EXTRACTED MATERIAL –
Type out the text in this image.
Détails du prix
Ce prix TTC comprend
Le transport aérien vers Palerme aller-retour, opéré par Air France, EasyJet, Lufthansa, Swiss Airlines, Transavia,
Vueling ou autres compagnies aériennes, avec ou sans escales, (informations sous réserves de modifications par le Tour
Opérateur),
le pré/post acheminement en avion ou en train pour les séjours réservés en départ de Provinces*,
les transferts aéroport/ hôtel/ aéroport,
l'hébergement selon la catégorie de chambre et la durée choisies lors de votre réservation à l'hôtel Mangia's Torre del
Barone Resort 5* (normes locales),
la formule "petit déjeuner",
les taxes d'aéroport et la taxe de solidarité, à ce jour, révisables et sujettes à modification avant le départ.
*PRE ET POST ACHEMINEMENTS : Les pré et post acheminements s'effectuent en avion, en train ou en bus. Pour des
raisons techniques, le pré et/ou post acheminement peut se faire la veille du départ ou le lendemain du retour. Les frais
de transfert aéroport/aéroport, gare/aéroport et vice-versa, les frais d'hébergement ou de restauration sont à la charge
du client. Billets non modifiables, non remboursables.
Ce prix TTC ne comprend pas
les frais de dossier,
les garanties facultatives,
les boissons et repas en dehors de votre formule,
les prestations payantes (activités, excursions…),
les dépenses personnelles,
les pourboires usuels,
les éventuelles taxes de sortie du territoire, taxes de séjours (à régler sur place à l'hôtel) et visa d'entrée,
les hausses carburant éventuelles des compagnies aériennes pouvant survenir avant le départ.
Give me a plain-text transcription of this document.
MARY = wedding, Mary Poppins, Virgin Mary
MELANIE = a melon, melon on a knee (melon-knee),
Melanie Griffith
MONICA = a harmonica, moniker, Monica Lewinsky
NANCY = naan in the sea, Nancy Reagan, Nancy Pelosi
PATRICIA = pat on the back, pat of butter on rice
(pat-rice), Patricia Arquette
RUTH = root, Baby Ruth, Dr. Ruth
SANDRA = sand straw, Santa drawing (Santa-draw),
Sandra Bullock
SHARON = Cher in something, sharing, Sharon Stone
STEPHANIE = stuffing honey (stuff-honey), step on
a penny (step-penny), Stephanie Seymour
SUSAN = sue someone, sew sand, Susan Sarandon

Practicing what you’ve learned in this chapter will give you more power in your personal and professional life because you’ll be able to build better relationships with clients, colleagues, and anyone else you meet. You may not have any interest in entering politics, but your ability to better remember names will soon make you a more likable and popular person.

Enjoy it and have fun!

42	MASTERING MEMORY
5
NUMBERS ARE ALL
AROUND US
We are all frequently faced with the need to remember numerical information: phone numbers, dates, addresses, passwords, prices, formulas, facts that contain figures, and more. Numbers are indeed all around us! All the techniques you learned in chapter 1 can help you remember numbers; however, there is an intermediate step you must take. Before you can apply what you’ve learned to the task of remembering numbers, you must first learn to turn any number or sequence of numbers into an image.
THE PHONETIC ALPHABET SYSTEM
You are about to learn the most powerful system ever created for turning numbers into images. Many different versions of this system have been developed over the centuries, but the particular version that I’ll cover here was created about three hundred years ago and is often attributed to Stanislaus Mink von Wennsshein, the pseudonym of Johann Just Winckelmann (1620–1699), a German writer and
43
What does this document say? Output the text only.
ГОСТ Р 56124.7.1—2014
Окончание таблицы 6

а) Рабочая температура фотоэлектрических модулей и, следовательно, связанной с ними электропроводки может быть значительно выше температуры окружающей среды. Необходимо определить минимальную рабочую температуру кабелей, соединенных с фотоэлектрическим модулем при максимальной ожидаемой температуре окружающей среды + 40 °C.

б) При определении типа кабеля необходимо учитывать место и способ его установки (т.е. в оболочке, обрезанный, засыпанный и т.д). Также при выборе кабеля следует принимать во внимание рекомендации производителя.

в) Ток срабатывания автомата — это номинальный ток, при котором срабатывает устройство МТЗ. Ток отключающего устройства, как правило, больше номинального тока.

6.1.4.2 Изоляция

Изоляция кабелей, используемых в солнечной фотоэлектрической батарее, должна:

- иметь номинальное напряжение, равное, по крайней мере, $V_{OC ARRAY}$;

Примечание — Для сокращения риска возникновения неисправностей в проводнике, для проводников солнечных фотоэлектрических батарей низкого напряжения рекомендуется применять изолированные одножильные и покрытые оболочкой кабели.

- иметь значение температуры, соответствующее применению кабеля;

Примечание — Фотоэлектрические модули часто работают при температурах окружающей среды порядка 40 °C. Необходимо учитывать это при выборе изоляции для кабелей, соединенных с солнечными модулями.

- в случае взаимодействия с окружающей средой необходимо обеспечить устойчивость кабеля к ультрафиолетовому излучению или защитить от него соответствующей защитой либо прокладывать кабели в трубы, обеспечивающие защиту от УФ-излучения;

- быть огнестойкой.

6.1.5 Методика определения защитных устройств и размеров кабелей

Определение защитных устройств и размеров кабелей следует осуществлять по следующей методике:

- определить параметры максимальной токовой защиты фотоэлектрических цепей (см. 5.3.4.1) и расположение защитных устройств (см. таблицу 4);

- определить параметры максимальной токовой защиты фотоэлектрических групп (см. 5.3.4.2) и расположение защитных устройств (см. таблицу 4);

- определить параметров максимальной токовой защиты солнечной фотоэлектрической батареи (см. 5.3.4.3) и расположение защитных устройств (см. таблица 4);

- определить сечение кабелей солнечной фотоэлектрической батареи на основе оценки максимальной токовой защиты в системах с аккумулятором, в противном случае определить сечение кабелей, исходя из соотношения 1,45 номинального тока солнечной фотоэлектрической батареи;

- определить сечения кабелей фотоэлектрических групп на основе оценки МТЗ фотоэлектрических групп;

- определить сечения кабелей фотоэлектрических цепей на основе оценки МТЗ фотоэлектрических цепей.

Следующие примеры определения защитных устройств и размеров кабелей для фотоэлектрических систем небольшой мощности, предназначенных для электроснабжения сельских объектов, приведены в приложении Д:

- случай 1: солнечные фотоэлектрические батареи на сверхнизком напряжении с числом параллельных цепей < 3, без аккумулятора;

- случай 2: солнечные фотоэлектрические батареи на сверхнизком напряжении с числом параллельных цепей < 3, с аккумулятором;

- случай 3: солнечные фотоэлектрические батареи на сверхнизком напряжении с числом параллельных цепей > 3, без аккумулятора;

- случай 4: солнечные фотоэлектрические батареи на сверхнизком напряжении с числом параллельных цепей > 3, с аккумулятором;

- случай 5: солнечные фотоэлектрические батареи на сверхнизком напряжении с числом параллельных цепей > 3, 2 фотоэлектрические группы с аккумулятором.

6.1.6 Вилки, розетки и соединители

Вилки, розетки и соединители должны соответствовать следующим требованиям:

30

STATED EXERCISE – Search the material above for "таблицу". Pull out each line where it shows up.

ANSWER FOR THIS EXERCISE –
- определить параметры максимальной токовой защиты фотоэлектрических цепей (см. 5.3.4.1) и расположение защитных устройств (см. таблицу 4);
- определить параметры максимальной токовой защиты фотоэлектрических групп (см. 5.3.4.2) и расположение защитных устройств (см. таблицу 4);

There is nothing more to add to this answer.